## Material for this task:
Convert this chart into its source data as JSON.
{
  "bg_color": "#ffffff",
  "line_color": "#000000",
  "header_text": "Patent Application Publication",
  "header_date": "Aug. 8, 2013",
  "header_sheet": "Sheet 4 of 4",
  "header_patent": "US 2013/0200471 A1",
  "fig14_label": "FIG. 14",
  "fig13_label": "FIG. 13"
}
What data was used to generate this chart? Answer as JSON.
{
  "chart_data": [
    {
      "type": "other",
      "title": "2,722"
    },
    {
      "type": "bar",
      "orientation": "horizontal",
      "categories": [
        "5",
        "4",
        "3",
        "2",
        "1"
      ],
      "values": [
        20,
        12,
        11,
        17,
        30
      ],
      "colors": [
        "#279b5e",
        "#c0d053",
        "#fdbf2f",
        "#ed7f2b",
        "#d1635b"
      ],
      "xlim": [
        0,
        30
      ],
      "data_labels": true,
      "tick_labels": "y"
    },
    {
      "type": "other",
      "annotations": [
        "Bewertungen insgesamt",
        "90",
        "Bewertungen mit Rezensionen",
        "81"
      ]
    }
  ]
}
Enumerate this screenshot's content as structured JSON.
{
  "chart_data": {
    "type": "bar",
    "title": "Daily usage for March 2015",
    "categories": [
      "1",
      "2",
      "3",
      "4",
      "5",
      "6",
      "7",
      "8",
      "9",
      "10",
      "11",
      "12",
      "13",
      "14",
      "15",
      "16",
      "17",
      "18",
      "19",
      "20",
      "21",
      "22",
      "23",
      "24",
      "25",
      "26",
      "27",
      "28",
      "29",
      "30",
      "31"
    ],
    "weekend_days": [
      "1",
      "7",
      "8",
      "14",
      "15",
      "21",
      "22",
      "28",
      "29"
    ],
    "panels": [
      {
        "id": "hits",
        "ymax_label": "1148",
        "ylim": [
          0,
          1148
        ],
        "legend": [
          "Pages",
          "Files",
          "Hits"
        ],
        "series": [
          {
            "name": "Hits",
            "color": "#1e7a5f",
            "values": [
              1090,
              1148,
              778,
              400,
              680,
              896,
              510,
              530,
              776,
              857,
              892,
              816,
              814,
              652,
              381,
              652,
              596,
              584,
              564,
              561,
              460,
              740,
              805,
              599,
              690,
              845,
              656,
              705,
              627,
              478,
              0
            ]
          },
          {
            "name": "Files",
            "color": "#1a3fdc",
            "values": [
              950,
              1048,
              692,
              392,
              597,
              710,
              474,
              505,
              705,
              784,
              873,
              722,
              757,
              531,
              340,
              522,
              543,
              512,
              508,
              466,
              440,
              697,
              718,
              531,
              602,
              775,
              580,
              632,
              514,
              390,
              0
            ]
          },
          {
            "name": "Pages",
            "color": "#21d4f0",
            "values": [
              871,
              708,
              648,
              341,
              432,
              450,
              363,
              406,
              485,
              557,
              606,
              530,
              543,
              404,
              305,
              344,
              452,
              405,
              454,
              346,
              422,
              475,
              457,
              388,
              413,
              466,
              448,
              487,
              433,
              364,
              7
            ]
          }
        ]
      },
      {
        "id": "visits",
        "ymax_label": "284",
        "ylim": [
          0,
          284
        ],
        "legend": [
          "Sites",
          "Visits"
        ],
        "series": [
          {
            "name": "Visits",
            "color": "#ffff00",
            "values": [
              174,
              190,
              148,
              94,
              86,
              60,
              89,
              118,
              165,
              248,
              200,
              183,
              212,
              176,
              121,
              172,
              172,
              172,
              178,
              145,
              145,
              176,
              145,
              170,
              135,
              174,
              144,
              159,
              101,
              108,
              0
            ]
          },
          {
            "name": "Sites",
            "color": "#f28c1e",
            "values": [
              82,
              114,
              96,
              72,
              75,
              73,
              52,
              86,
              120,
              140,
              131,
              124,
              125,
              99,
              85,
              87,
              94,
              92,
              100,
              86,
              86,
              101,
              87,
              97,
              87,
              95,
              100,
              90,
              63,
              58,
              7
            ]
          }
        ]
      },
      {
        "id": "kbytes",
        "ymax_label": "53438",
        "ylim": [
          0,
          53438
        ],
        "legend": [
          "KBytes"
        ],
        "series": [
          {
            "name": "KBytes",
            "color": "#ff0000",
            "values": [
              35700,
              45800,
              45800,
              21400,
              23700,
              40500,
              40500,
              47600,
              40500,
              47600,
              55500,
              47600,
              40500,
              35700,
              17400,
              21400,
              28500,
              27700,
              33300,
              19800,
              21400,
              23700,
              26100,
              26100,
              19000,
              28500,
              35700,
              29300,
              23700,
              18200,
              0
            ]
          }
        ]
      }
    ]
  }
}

## What is asked:
Repeat the records above exactly, from the first line to the last.

## Solution below:
Convert this chart into its source data as JSON.
{
  "bg_color": "#ffffff",
  "line_color": "#000000",
  "header_text": "Patent Application Publication",
  "header_date": "Aug. 8, 2013",
  "header_sheet": "Sheet 4 of 4",
  "header_patent": "US 2013/0200471 A1",
  "fig14_label": "FIG. 14",
  "fig13_label": "FIG. 13"
}
What data was used to generate this chart? Answer as JSON.
{
  "chart_data": [
    {
      "type": "other",
      "title": "2,722"
    },
    {
      "type": "bar",
      "orientation": "horizontal",
      "categories": [
        "5",
        "4",
        "3",
        "2",
        "1"
      ],
      "values": [
        20,
        12,
        11,
        17,
        30
      ],
      "colors": [
        "#279b5e",
        "#c0d053",
        "#fdbf2f",
        "#ed7f2b",
        "#d1635b"
      ],
      "xlim": [
        0,
        30
      ],
      "data_labels": true,
      "tick_labels": "y"
    },
    {
      "type": "other",
      "annotations": [
        "Bewertungen insgesamt",
        "90",
        "Bewertungen mit Rezensionen",
        "81"
      ]
    }
  ]
}
Enumerate this screenshot's content as structured JSON.
{
  "chart_data": {
    "type": "bar",
    "title": "Daily usage for March 2015",
    "categories": [
      "1",
      "2",
      "3",
      "4",
      "5",
      "6",
      "7",
      "8",
      "9",
      "10",
      "11",
      "12",
      "13",
      "14",
      "15",
      "16",
      "17",
      "18",
      "19",
      "20",
      "21",
      "22",
      "23",
      "24",
      "25",
      "26",
      "27",
      "28",
      "29",
      "30",
      "31"
    ],
    "weekend_days": [
      "1",
      "7",
      "8",
      "14",
      "15",
      "21",
      "22",
      "28",
      "29"
    ],
    "panels": [
      {
        "id": "hits",
        "ymax_label": "1148",
        "ylim": [
          0,
          1148
        ],
        "legend": [
          "Pages",
          "Files",
          "Hits"
        ],
        "series": [
          {
            "name": "Hits",
            "color": "#1e7a5f",
            "values": [
              1090,
              1148,
              778,
              400,
              680,
              896,
              510,
              530,
              776,
              857,
              892,
              816,
              814,
              652,
              381,
              652,
              596,
              584,
              564,
              561,
              460,
              740,
              805,
              599,
              690,
              845,
              656,
              705,
              627,
              478,
              0
            ]
          },
          {
            "name": "Files",
            "color": "#1a3fdc",
            "values": [
              950,
              1048,
              692,
              392,
              597,
              710,
              474,
              505,
              705,
              784,
              873,
              722,
              757,
              531,
              340,
              522,
              543,
              512,
              508,
              466,
              440,
              697,
              718,
              531,
              602,
              775,
              580,
              632,
              514,
              390,
              0
            ]
          },
          {
            "name": "Pages",
            "color": "#21d4f0",
            "values": [
              871,
              708,
              648,
              341,
              432,
              450,
              363,
              406,
              485,
              557,
              606,
              530,
              543,
              404,
              305,
              344,
              452,
              405,
              454,
              346,
              422,
              475,
              457,
              388,
              413,
              466,
              448,
              487,
              433,
              364,
              7
            ]
          }
        ]
      },
      {
        "id": "visits",
        "ymax_label": "284",
        "ylim": [
          0,
          284
        ],
        "legend": [
          "Sites",
          "Visits"
        ],
        "series": [
          {
            "name": "Visits",
            "color": "#ffff00",
            "values": [
              174,
              190,
              148,
              94,
              86,
              60,
              89,
              118,
              165,
              248,
              200,
              183,
              212,
              176,
              121,
              172,
              172,
              172,
              178,
              145,
              145,
              176,
              145,
              170,
              135,
              174,
              144,
              159,
              101,
              108,
              0
            ]
          },
          {
            "name": "Sites",
            "color": "#f28c1e",
            "values": [
              82,
              114,
              96,
              72,
              75,
              73,
              52,
              86,
              120,
              140,
              131,
              124,
              125,
              99,
              85,
              87,
              94,
              92,
              100,
              86,
              86,
              101,
              87,
              97,
              87,
              95,
              100,
              90,
              63,
              58,
              7
            ]
          }
        ]
      },
      {
        "id": "kbytes",
        "ymax_label": "53438",
        "ylim": [
          0,
          53438
        ],
        "legend": [
          "KBytes"
        ],
        "series": [
          {
            "name": "KBytes",
            "color": "#ff0000",
            "values": [
              35700,
              45800,
              45800,
              21400,
              23700,
              40500,
              40500,
              47600,
              40500,
              47600,
              55500,
              47600,
              40500,
              35700,
              17400,
              21400,
              28500,
              27700,
              33300,
              19800,
              21400,
              23700,
              26100,
              26100,
              19000,
              28500,
              35700,
              29300,
              23700,
              18200,
              0
            ]
          }
        ]
      }
    ]
  }
}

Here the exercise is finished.